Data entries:
— Start —
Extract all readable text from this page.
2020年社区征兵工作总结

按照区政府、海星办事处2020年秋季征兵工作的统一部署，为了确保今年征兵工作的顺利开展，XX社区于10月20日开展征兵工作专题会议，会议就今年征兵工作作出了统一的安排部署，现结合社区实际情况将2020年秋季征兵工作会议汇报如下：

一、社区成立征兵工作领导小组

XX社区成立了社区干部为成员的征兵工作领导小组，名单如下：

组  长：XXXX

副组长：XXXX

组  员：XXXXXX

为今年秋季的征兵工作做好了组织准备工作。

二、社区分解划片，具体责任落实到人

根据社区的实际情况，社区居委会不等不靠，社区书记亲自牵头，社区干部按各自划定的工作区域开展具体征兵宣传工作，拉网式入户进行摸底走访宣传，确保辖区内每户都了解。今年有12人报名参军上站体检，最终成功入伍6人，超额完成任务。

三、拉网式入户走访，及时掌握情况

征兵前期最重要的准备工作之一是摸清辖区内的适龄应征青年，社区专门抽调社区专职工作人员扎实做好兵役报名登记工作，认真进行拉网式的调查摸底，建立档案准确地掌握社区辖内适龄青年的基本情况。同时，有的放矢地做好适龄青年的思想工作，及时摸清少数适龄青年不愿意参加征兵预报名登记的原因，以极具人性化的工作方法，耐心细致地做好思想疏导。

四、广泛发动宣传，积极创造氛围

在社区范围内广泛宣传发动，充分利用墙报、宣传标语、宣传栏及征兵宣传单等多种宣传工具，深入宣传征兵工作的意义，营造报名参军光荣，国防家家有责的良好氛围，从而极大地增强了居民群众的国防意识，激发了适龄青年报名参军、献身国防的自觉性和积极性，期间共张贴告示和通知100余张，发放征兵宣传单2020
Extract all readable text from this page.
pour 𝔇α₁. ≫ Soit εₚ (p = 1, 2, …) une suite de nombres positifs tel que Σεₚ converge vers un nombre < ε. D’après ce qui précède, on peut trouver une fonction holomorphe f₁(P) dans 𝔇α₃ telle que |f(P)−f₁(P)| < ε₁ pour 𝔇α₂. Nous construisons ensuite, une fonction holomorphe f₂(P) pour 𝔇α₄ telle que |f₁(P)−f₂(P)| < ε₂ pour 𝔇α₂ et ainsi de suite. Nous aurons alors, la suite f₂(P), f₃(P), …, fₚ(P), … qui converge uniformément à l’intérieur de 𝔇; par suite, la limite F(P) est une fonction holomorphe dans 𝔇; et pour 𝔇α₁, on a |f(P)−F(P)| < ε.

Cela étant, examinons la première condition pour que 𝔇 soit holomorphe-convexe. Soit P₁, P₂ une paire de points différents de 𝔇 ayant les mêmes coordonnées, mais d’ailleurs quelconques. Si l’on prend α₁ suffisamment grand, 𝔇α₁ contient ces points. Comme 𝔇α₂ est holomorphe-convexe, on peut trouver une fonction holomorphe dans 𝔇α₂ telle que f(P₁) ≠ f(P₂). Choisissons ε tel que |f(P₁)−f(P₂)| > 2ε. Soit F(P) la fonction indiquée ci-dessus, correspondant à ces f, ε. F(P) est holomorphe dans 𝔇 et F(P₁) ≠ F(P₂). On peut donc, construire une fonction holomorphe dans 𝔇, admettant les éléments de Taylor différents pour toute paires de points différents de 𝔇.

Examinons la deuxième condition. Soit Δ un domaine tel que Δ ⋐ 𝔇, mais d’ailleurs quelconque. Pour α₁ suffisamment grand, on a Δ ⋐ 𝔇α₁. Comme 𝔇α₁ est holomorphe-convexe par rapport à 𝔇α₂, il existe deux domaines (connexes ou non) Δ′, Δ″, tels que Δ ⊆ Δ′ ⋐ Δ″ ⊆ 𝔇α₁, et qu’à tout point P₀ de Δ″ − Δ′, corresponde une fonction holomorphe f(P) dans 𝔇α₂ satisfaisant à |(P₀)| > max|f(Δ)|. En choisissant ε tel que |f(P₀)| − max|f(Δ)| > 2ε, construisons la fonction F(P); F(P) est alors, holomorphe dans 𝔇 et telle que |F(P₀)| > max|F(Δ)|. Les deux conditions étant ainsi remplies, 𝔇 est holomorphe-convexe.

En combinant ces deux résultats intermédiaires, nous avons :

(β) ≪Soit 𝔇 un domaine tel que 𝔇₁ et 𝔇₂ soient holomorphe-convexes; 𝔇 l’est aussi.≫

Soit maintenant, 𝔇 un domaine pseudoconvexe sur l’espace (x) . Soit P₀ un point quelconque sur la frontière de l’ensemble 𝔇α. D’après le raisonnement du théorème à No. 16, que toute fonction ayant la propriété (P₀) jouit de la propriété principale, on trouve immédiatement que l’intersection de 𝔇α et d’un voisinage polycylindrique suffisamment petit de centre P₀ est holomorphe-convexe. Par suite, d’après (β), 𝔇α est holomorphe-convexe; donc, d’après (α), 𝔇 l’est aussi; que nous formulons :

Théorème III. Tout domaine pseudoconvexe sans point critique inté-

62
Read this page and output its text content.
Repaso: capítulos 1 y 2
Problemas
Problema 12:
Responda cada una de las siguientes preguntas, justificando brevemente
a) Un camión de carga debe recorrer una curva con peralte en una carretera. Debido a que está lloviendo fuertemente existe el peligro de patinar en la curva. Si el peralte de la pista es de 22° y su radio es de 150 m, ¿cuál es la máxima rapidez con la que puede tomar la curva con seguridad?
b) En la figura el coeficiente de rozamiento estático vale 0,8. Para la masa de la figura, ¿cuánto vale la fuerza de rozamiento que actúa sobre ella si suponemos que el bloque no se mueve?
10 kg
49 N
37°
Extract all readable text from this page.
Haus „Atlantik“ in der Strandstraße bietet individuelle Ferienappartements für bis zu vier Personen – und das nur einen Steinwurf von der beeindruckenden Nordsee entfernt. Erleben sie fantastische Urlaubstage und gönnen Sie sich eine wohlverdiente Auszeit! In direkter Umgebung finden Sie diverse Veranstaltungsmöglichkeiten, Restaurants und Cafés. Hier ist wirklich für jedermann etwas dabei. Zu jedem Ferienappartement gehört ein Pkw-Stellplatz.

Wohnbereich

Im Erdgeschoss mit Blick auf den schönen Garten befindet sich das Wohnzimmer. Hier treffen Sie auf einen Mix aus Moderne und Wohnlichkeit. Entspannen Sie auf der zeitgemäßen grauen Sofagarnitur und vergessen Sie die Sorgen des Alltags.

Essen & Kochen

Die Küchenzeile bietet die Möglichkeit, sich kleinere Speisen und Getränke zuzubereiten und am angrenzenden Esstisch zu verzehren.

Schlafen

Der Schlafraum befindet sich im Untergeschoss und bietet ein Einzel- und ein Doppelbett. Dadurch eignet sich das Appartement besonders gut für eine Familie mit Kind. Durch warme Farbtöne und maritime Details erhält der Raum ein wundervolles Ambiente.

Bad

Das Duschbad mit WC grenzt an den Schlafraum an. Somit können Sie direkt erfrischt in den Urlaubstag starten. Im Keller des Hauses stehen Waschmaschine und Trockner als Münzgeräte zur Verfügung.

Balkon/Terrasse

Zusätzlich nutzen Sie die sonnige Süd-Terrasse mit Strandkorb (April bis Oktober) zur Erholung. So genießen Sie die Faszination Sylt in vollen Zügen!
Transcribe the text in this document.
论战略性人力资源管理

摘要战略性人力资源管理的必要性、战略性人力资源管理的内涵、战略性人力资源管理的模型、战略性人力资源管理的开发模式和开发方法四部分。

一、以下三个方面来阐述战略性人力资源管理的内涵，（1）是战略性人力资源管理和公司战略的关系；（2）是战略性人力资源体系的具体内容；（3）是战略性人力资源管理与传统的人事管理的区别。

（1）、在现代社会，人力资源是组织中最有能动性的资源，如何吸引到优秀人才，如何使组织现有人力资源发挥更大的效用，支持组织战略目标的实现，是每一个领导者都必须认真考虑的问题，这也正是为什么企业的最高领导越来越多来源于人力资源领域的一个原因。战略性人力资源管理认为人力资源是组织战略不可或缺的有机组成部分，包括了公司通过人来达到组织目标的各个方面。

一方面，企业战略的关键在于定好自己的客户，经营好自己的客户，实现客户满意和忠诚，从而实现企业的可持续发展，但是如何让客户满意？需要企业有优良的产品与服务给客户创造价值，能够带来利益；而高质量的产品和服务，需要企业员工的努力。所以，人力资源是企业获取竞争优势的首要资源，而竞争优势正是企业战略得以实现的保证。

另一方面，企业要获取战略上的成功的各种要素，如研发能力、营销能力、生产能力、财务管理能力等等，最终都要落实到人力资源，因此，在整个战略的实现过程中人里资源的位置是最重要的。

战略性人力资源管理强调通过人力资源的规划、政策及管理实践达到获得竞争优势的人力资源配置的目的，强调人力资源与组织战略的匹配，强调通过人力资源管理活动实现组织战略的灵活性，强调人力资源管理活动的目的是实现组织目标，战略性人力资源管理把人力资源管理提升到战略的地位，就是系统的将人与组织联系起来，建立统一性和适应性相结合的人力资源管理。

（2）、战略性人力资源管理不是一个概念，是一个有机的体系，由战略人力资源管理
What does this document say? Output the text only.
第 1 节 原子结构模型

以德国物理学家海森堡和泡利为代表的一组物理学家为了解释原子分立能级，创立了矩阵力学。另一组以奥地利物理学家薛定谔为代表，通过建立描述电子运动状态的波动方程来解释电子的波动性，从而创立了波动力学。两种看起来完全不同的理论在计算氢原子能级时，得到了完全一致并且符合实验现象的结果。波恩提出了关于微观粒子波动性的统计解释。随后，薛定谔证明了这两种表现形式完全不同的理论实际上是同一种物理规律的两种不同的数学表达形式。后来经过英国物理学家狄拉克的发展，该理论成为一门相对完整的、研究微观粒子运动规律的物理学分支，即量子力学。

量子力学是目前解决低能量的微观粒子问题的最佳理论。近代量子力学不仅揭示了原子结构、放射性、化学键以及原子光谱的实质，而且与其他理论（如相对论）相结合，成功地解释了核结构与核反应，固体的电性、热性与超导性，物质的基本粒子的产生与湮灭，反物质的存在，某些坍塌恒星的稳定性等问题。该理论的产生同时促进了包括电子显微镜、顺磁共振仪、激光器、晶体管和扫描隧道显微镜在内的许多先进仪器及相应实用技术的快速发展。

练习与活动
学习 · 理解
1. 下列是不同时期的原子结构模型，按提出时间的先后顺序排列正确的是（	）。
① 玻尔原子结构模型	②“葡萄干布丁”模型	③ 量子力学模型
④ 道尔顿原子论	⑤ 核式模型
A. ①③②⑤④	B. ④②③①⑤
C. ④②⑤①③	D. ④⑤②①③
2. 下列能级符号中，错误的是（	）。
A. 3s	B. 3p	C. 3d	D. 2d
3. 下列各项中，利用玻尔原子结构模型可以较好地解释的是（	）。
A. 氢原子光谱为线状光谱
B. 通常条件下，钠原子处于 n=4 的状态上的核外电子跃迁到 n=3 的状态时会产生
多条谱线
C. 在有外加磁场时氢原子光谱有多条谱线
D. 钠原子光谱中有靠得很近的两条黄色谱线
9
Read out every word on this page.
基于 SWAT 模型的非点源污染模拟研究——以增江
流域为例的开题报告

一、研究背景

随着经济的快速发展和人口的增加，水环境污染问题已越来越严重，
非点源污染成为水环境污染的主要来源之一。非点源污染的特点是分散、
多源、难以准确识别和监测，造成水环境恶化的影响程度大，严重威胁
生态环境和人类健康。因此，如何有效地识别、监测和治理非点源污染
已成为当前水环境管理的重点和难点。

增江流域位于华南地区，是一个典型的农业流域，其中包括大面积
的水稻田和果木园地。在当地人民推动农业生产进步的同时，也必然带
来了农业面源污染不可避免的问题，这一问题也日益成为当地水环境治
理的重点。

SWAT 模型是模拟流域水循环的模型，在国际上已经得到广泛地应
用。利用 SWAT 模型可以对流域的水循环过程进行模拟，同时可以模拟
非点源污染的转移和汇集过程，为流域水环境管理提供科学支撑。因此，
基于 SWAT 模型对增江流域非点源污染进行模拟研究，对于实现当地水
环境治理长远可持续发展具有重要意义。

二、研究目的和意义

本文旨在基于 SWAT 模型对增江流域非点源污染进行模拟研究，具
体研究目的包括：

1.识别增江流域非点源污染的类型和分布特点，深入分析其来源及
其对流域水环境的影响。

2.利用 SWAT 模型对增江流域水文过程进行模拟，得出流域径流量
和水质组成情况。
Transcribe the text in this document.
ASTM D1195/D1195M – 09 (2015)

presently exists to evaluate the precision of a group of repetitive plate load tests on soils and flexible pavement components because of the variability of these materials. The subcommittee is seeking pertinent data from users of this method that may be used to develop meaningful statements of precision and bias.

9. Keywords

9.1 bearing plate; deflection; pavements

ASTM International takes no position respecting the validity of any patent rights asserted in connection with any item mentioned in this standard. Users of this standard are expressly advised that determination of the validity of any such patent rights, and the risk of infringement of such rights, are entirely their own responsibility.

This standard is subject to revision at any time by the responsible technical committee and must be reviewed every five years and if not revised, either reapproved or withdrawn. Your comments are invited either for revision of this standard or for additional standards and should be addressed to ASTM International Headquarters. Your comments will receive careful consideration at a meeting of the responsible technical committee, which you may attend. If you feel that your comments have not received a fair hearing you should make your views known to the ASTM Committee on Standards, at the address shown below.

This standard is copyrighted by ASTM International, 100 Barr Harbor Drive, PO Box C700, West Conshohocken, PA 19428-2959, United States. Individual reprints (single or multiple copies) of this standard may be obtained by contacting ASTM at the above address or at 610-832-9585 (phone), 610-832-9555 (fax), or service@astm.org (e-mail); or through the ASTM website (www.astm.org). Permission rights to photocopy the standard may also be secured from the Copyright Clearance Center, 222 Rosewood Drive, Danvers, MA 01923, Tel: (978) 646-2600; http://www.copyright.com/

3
— End —
Exercise :: Report how many lines above hold the string "étant", giving nothing but the number.

Result of this task :: 2